YOUR OBJECTIVE.
What follows is a block of records; restate each one word for word.

BEGIN EXTRACTED RECORDS

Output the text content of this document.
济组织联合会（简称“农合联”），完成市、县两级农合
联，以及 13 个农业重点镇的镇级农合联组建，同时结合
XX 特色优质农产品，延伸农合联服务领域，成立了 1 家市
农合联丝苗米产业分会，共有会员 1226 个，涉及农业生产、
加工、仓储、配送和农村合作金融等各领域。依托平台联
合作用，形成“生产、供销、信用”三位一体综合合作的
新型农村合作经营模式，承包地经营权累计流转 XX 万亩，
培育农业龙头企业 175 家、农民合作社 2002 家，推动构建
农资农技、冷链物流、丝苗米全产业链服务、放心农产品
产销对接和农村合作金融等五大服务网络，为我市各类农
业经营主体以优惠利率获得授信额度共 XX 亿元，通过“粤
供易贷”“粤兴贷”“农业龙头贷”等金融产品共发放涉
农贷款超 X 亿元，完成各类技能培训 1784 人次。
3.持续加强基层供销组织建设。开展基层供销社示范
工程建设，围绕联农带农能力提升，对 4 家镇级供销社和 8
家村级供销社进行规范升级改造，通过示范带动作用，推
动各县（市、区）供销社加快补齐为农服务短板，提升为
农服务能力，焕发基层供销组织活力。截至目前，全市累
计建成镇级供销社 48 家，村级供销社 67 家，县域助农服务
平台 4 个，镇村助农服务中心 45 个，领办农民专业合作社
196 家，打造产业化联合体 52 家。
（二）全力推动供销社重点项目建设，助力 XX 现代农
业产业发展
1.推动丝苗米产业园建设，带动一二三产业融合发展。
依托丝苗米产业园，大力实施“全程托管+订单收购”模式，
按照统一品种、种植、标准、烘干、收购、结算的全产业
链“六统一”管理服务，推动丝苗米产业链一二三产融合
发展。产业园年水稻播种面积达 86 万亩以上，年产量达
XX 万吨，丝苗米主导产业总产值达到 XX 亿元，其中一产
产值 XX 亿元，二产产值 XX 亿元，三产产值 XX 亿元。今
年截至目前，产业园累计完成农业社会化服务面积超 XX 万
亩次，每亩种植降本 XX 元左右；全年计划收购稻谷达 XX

END EXTRACTED RECORDS

FINAL RESULT.
Output the text content of this document.
济组织联合会（简称“农合联”），完成市、县两级农合
联，以及 13 个农业重点镇的镇级农合联组建，同时结合
XX 特色优质农产品，延伸农合联服务领域，成立了 1 家市
农合联丝苗米产业分会，共有会员 1226 个，涉及农业生产、
加工、仓储、配送和农村合作金融等各领域。依托平台联
合作用，形成“生产、供销、信用”三位一体综合合作的
新型农村合作经营模式，承包地经营权累计流转 XX 万亩，
培育农业龙头企业 175 家、农民合作社 2002 家，推动构建
农资农技、冷链物流、丝苗米全产业链服务、放心农产品
产销对接和农村合作金融等五大服务网络，为我市各类农
业经营主体以优惠利率获得授信额度共 XX 亿元，通过“粤
供易贷”“粤兴贷”“农业龙头贷”等金融产品共发放涉
农贷款超 X 亿元，完成各类技能培训 1784 人次。
3.持续加强基层供销组织建设。开展基层供销社示范
工程建设，围绕联农带农能力提升，对 4 家镇级供销社和 8
家村级供销社进行规范升级改造，通过示范带动作用，推
动各县（市、区）供销社加快补齐为农服务短板，提升为
农服务能力，焕发基层供销组织活力。截至目前，全市累
计建成镇级供销社 48 家，村级供销社 67 家，县域助农服务
平台 4 个，镇村助农服务中心 45 个，领办农民专业合作社
196 家，打造产业化联合体 52 家。
（二）全力推动供销社重点项目建设，助力 XX 现代农
业产业发展
1.推动丝苗米产业园建设，带动一二三产业融合发展。
依托丝苗米产业园，大力实施“全程托管+订单收购”模式，
按照统一品种、种植、标准、烘干、收购、结算的全产业
链“六统一”管理服务，推动丝苗米产业链一二三产融合
发展。产业园年水稻播种面积达 86 万亩以上，年产量达
XX 万吨，丝苗米主导产业总产值达到 XX 亿元，其中一产
产值 XX 亿元，二产产值 XX 亿元，三产产值 XX 亿元。今
年截至目前，产业园累计完成农业社会化服务面积超 XX 万
亩次，每亩种植降本 XX 元左右；全年计划收购稻谷达 XX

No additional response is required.